Required work: Go through the data below and gather each line containing "selection".

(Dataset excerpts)
================
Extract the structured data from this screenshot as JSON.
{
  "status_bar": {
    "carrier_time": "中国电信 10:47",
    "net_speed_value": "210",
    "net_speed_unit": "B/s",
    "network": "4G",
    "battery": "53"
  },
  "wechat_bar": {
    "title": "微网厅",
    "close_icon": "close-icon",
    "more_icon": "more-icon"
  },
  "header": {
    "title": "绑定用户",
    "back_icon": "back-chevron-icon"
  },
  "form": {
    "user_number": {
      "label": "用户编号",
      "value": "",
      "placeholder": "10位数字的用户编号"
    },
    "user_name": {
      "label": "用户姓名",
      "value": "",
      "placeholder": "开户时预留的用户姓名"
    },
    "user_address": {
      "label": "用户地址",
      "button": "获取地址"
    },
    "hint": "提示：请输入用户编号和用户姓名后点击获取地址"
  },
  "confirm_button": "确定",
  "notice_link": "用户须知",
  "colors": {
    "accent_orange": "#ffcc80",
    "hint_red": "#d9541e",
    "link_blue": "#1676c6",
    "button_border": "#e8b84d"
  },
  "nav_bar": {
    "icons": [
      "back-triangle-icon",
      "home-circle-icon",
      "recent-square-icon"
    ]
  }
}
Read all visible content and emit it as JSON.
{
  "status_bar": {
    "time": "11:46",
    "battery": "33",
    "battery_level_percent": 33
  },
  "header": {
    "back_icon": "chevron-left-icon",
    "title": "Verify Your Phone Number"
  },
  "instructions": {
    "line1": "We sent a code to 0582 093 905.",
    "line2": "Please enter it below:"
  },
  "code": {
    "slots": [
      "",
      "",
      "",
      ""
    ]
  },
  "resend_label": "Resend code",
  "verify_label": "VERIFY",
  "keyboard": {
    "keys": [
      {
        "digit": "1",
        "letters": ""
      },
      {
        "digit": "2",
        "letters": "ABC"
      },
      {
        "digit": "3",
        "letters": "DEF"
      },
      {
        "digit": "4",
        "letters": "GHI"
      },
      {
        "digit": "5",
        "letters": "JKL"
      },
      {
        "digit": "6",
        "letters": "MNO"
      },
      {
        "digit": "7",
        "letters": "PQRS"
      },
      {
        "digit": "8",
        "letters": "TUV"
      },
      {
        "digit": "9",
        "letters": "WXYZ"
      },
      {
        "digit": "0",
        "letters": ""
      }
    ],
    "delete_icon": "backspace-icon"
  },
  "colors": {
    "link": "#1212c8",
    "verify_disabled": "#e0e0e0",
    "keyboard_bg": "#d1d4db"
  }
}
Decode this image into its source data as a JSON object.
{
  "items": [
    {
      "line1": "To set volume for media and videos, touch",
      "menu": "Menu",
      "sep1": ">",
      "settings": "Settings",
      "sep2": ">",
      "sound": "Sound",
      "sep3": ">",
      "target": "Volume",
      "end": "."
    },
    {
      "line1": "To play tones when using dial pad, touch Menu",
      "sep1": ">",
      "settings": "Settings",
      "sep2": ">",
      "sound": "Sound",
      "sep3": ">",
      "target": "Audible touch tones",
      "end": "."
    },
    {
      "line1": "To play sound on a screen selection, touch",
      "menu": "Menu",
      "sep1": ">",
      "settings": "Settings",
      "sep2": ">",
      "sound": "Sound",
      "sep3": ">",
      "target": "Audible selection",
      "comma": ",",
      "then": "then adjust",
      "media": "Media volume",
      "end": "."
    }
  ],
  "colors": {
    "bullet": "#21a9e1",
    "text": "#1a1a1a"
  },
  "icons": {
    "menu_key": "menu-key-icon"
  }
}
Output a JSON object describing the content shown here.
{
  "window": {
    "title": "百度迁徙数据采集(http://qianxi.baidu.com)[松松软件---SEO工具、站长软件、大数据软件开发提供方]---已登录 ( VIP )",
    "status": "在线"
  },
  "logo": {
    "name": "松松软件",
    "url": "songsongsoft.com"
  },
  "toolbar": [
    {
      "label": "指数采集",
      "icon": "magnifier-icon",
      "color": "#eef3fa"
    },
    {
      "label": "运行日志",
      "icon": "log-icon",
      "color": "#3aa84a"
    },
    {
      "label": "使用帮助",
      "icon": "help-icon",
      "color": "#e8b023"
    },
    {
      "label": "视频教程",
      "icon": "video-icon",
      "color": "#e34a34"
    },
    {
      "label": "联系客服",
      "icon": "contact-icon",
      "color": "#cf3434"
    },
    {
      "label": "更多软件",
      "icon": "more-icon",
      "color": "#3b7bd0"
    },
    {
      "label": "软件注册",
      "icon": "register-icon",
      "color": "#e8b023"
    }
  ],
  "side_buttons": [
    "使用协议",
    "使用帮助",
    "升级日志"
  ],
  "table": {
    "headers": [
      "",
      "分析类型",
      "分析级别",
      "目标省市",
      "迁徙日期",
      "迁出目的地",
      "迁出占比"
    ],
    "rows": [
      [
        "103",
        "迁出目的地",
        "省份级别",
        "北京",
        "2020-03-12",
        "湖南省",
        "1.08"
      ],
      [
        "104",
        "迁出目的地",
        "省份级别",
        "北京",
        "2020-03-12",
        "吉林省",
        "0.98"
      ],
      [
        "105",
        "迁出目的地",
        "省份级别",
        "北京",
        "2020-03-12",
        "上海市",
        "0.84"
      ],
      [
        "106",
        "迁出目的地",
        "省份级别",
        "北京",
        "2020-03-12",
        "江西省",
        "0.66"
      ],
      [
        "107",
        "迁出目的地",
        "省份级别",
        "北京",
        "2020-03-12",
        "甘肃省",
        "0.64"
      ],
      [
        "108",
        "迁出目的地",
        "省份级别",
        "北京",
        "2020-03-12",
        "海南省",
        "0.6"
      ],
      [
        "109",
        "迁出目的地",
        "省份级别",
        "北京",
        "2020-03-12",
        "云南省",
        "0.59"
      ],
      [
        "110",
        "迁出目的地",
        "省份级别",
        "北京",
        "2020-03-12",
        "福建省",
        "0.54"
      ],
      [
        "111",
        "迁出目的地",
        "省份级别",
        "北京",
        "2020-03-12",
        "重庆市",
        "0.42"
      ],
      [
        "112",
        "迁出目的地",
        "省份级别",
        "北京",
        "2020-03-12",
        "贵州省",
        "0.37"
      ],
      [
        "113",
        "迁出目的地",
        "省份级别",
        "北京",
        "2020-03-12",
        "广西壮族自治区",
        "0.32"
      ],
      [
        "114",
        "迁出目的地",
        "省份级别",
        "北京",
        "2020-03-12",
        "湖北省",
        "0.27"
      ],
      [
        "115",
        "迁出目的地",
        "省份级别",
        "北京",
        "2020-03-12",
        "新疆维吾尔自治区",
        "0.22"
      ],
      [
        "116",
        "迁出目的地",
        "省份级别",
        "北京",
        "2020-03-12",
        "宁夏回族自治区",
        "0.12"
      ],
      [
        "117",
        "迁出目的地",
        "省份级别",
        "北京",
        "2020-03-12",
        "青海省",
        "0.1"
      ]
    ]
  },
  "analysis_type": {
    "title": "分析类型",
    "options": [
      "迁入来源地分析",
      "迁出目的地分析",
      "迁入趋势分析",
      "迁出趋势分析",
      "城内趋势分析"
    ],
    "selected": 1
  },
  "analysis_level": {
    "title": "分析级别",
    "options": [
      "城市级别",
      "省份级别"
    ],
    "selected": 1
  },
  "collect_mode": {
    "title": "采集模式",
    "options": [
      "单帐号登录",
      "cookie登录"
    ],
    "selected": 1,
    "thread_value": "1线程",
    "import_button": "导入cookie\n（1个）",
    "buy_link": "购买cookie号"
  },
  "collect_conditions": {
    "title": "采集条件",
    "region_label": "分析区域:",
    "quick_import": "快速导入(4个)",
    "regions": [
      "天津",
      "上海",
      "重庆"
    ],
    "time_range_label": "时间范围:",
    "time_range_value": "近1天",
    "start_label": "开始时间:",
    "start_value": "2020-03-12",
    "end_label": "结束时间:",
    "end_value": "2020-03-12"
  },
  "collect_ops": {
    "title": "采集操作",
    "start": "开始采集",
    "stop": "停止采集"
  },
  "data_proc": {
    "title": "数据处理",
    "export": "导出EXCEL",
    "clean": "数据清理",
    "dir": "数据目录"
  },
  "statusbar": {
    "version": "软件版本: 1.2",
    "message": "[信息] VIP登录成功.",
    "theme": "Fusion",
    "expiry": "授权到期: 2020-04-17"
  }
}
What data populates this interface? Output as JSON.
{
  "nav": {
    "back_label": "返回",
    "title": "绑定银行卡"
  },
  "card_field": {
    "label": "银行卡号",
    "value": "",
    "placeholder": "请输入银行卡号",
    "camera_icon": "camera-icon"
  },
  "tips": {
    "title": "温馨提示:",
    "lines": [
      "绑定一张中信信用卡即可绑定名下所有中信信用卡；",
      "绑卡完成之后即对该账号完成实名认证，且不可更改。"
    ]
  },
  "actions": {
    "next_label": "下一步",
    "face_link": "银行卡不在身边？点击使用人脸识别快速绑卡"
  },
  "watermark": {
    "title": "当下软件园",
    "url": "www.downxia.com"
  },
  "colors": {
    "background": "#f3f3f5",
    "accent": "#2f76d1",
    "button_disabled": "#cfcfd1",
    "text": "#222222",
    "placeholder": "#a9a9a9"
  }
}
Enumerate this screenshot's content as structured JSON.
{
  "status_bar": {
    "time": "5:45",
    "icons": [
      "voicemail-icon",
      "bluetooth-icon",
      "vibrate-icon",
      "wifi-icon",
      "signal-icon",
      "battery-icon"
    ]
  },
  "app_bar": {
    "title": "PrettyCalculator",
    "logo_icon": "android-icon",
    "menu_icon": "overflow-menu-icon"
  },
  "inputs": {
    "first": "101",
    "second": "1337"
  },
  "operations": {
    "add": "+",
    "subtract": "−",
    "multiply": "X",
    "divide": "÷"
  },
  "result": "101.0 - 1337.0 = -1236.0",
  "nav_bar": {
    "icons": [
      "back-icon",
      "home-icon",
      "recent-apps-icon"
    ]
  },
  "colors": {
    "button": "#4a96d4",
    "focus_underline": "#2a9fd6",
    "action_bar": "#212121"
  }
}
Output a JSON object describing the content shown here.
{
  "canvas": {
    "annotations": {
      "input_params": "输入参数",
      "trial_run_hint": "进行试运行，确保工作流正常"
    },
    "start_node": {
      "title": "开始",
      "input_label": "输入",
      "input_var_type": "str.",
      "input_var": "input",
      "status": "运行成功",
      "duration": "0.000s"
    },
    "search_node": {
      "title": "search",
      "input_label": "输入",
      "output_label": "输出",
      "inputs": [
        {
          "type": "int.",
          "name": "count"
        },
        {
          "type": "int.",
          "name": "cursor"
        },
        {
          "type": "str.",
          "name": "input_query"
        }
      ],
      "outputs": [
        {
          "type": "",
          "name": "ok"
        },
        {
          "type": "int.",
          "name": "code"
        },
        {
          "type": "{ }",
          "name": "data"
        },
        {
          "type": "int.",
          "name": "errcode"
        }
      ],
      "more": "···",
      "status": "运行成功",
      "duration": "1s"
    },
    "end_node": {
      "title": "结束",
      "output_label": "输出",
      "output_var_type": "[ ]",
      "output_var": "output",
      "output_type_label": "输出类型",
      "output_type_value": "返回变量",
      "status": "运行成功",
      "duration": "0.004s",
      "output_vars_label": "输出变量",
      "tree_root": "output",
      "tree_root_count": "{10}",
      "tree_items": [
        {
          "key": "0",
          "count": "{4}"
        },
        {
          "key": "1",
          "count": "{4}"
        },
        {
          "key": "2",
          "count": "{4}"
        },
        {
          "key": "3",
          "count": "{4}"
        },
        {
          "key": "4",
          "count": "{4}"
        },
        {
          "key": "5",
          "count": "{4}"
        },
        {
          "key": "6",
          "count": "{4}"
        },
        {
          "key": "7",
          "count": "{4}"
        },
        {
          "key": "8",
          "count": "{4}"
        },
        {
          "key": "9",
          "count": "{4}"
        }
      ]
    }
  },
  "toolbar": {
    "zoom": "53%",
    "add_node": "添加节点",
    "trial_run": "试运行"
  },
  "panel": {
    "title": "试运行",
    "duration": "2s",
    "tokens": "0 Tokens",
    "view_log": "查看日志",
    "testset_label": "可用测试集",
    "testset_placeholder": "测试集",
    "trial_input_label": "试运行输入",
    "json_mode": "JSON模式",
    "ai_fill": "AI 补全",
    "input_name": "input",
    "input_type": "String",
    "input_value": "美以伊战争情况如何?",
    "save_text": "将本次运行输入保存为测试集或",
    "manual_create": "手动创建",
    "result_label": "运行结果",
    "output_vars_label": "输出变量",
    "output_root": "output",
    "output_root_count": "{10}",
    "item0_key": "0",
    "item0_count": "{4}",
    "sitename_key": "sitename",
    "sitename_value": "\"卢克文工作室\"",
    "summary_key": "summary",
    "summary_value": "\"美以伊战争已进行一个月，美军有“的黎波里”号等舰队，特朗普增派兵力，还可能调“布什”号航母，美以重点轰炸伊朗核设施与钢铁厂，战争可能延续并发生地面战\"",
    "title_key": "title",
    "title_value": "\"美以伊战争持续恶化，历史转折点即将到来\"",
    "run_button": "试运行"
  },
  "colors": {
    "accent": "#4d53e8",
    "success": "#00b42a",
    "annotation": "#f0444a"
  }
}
================
Task solution:
      "line1": "To play sound on a screen selection, touch",
      "target": "Audible selection",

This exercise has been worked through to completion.